• Direction: Would you write out the entries below, every one of them, exactly?

* START Records *

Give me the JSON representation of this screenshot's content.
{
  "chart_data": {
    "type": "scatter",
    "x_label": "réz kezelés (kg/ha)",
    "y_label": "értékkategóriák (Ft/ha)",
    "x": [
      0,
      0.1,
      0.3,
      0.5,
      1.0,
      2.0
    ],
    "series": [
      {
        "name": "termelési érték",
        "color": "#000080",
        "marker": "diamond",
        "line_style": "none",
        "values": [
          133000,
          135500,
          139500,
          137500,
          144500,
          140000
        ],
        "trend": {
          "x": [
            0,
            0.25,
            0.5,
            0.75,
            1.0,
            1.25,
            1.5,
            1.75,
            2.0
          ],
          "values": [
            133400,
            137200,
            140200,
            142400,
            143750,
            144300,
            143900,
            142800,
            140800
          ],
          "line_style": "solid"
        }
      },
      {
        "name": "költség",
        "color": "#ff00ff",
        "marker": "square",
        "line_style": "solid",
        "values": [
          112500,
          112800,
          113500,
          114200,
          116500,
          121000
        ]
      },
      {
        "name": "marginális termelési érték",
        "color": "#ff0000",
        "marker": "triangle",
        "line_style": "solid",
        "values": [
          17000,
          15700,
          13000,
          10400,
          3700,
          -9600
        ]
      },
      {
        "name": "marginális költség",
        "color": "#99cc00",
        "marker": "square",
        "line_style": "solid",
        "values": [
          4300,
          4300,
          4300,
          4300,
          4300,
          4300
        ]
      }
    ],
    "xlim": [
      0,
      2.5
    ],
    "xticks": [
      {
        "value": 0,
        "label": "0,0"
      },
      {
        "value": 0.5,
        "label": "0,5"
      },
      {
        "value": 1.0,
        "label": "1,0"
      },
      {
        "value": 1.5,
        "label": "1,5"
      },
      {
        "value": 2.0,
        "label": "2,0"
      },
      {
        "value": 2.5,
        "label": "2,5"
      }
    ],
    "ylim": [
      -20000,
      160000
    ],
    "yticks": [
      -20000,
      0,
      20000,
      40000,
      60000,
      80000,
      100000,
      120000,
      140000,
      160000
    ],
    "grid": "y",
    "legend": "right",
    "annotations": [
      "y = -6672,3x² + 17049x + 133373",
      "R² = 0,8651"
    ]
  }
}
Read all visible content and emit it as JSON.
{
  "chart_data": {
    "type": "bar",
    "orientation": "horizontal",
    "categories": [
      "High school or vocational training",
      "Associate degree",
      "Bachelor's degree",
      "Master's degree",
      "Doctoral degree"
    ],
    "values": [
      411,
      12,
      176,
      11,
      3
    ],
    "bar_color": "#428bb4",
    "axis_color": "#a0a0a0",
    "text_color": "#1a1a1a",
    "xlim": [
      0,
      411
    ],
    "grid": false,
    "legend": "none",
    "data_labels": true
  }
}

* END Records *

• Exercise output:
Give me the JSON representation of this screenshot's content.
{
  "chart_data": {
    "type": "scatter",
    "x_label": "réz kezelés (kg/ha)",
    "y_label": "értékkategóriák (Ft/ha)",
    "x": [
      0,
      0.1,
      0.3,
      0.5,
      1.0,
      2.0
    ],
    "series": [
      {
        "name": "termelési érték",
        "color": "#000080",
        "marker": "diamond",
        "line_style": "none",
        "values": [
          133000,
          135500,
          139500,
          137500,
          144500,
          140000
        ],
        "trend": {
          "x": [
            0,
            0.25,
            0.5,
            0.75,
            1.0,
            1.25,
            1.5,
            1.75,
            2.0
          ],
          "values": [
            133400,
            137200,
            140200,
            142400,
            143750,
            144300,
            143900,
            142800,
            140800
          ],
          "line_style": "solid"
        }
      },
      {
        "name": "költség",
        "color": "#ff00ff",
        "marker": "square",
        "line_style": "solid",
        "values": [
          112500,
          112800,
          113500,
          114200,
          116500,
          121000
        ]
      },
      {
        "name": "marginális termelési érték",
        "color": "#ff0000",
        "marker": "triangle",
        "line_style": "solid",
        "values": [
          17000,
          15700,
          13000,
          10400,
          3700,
          -9600
        ]
      },
      {
        "name": "marginális költség",
        "color": "#99cc00",
        "marker": "square",
        "line_style": "solid",
        "values": [
          4300,
          4300,
          4300,
          4300,
          4300,
          4300
        ]
      }
    ],
    "xlim": [
      0,
      2.5
    ],
    "xticks": [
      {
        "value": 0,
        "label": "0,0"
      },
      {
        "value": 0.5,
        "label": "0,5"
      },
      {
        "value": 1.0,
        "label": "1,0"
      },
      {
        "value": 1.5,
        "label": "1,5"
      },
      {
        "value": 2.0,
        "label": "2,0"
      },
      {
        "value": 2.5,
        "label": "2,5"
      }
    ],
    "ylim": [
      -20000,
      160000
    ],
    "yticks": [
      -20000,
      0,
      20000,
      40000,
      60000,
      80000,
      100000,
      120000,
      140000,
      160000
    ],
    "grid": "y",
    "legend": "right",
    "annotations": [
      "y = -6672,3x² + 17049x + 133373",
      "R² = 0,8651"
    ]
  }
}
Read all visible content and emit it as JSON.
{
  "chart_data": {
    "type": "bar",
    "orientation": "horizontal",
    "categories": [
      "High school or vocational training",
      "Associate degree",
      "Bachelor's degree",
      "Master's degree",
      "Doctoral degree"
    ],
    "values": [
      411,
      12,
      176,
      11,
      3
    ],
    "bar_color": "#428bb4",
    "axis_color": "#a0a0a0",
    "text_color": "#1a1a1a",
    "xlim": [
      0,
      411
    ],
    "grid": false,
    "legend": "none",
    "data_labels": true
  }
}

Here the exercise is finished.